__Required work__. In the lines below, find the one that contains "Parse this screenshot: output" and write it out exactly, along with every line that follows it.

####

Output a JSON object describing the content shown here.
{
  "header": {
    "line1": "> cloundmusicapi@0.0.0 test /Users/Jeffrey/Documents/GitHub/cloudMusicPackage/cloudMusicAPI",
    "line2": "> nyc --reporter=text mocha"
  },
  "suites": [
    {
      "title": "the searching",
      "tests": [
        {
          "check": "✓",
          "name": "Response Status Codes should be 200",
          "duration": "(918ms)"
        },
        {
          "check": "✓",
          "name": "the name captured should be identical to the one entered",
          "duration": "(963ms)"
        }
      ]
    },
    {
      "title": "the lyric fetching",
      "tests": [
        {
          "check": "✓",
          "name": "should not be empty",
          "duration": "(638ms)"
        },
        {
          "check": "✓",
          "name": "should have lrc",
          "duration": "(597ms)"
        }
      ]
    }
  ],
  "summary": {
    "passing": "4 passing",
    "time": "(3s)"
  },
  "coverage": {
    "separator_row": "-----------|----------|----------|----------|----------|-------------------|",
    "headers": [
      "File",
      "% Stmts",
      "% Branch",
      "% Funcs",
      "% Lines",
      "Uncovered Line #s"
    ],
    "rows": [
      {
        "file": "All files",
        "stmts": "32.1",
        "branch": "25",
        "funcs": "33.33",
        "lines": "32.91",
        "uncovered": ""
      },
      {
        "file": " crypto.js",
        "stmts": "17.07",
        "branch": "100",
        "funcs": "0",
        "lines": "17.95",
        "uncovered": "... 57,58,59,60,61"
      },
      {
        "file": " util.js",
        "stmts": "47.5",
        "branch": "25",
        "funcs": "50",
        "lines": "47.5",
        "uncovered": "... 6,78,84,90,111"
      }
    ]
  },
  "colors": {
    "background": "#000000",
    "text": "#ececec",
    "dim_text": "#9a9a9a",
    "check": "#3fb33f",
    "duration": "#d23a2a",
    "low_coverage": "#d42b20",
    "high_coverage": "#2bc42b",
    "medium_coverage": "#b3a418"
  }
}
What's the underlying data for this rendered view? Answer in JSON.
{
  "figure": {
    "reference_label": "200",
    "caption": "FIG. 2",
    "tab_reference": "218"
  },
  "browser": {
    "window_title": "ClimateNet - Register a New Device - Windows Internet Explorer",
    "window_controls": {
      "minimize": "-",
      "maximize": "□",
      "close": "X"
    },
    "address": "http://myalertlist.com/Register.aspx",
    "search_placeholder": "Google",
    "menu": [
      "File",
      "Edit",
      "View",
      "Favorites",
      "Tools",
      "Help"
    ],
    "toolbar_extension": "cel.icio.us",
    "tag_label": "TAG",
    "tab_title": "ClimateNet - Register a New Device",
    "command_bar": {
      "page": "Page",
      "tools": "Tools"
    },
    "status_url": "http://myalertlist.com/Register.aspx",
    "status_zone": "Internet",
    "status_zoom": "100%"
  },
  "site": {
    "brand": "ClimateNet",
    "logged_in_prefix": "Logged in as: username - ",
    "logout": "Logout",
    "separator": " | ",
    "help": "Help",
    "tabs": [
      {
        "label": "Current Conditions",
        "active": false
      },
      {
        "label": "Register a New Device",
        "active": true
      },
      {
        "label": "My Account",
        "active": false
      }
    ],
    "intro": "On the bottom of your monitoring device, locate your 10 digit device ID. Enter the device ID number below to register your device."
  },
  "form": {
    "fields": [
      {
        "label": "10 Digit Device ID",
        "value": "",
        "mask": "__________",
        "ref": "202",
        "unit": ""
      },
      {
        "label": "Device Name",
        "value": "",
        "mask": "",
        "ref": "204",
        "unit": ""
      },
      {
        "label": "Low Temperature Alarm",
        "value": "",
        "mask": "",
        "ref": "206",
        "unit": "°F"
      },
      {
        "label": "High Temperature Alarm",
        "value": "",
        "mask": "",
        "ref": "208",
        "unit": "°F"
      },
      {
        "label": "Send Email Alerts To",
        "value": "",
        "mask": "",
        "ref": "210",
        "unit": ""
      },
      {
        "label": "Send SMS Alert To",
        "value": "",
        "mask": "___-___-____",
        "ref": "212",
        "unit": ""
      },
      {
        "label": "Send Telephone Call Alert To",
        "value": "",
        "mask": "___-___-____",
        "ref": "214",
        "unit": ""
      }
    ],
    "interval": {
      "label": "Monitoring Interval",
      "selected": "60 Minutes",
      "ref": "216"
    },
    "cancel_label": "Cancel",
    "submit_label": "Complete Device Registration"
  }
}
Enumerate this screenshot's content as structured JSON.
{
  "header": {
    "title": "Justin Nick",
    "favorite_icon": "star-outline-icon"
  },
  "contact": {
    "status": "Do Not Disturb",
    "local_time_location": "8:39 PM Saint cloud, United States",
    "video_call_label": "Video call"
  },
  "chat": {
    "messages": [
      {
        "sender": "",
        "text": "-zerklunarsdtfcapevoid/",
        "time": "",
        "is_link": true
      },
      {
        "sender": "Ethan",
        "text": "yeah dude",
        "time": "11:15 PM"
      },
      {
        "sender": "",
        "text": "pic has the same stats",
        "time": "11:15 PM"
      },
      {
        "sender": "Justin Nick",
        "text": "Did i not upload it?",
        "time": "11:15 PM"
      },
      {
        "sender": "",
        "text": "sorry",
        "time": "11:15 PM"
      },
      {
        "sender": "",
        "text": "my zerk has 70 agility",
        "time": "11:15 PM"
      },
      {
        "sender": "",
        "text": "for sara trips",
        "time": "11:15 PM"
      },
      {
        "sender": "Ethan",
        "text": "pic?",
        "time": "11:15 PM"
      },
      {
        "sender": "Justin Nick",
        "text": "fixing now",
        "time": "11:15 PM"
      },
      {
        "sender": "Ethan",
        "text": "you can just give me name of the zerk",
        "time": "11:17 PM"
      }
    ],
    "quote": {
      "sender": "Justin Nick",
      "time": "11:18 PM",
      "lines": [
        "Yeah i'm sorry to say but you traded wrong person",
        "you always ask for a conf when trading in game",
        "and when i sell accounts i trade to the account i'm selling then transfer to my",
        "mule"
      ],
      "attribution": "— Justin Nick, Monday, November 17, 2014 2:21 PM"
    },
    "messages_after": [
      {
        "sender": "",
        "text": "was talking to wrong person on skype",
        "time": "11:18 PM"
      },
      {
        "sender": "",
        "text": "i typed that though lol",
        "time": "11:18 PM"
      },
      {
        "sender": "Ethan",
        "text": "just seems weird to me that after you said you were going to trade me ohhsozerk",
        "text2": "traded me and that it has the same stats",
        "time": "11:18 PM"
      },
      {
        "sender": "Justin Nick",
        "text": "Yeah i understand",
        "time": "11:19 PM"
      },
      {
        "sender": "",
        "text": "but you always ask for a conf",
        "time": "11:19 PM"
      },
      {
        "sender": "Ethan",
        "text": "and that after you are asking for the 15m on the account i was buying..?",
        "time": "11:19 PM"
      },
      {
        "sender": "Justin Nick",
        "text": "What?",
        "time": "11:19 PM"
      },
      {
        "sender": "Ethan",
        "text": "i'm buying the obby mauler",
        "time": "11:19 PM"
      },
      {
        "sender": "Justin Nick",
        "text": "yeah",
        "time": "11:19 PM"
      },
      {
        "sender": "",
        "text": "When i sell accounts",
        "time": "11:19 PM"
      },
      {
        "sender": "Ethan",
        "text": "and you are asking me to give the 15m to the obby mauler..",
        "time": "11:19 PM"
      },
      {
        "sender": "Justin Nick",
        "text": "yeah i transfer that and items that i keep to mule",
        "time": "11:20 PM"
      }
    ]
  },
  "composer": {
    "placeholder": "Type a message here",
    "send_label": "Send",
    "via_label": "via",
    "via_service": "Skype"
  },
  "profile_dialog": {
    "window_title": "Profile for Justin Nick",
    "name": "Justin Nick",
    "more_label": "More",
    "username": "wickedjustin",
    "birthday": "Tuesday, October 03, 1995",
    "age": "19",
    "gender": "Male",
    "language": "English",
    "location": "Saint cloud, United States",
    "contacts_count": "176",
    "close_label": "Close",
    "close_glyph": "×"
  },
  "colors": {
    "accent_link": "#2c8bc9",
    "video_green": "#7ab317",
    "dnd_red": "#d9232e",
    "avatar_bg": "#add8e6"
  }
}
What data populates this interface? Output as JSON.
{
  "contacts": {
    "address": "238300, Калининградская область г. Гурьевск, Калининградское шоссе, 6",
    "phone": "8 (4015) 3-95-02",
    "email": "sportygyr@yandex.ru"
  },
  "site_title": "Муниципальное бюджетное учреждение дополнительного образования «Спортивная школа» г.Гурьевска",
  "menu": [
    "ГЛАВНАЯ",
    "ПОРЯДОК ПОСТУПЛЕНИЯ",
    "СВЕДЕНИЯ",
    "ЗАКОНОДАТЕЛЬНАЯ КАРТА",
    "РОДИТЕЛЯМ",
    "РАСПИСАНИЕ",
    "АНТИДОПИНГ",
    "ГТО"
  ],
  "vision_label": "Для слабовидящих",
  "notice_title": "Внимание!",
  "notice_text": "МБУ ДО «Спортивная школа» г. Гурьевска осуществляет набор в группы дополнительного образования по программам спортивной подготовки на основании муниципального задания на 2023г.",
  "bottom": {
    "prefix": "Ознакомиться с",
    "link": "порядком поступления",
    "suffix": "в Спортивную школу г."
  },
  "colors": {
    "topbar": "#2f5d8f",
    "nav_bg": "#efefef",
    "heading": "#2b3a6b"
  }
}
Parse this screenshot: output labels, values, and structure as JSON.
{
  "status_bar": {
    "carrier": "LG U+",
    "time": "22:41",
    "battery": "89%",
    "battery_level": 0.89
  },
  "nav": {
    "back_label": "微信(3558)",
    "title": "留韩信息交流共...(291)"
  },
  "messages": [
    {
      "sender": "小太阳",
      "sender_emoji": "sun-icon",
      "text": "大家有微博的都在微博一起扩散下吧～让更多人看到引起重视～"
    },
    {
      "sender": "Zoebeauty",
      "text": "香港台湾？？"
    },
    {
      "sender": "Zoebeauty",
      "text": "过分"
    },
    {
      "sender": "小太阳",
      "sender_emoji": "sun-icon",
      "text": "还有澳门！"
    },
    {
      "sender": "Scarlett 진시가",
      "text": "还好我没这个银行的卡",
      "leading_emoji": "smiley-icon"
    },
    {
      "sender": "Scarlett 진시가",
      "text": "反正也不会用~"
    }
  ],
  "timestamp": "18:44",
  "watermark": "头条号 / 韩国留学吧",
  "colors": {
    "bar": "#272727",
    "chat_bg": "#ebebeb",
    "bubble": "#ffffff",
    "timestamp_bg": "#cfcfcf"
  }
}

####

__Answer for this exercise__.
Parse this screenshot: output labels, values, and structure as JSON.
{
  "status_bar": {
    "carrier": "LG U+",
    "time": "22:41",
    "battery": "89%",
    "battery_level": 0.89
  },
  "nav": {
    "back_label": "微信(3558)",
    "title": "留韩信息交流共...(291)"
  },
  "messages": [
    {
      "sender": "小太阳",
      "sender_emoji": "sun-icon",
      "text": "大家有微博的都在微博一起扩散下吧～让更多人看到引起重视～"
    },
    {
      "sender": "Zoebeauty",
      "text": "香港台湾？？"
    },
    {
      "sender": "Zoebeauty",
      "text": "过分"
    },
    {
      "sender": "小太阳",
      "sender_emoji": "sun-icon",
      "text": "还有澳门！"
    },
    {
      "sender": "Scarlett 진시가",
      "text": "还好我没这个银行的卡",
      "leading_emoji": "smiley-icon"
    },
    {
      "sender": "Scarlett 진시가",
      "text": "反正也不会用~"
    }
  ],
  "timestamp": "18:44",
  "watermark": "头条号 / 韩国留学吧",
  "colors": {
    "bar": "#272727",
    "chat_bg": "#ebebeb",
    "bubble": "#ffffff",
    "timestamp_bg": "#cfcfcf"
  }
}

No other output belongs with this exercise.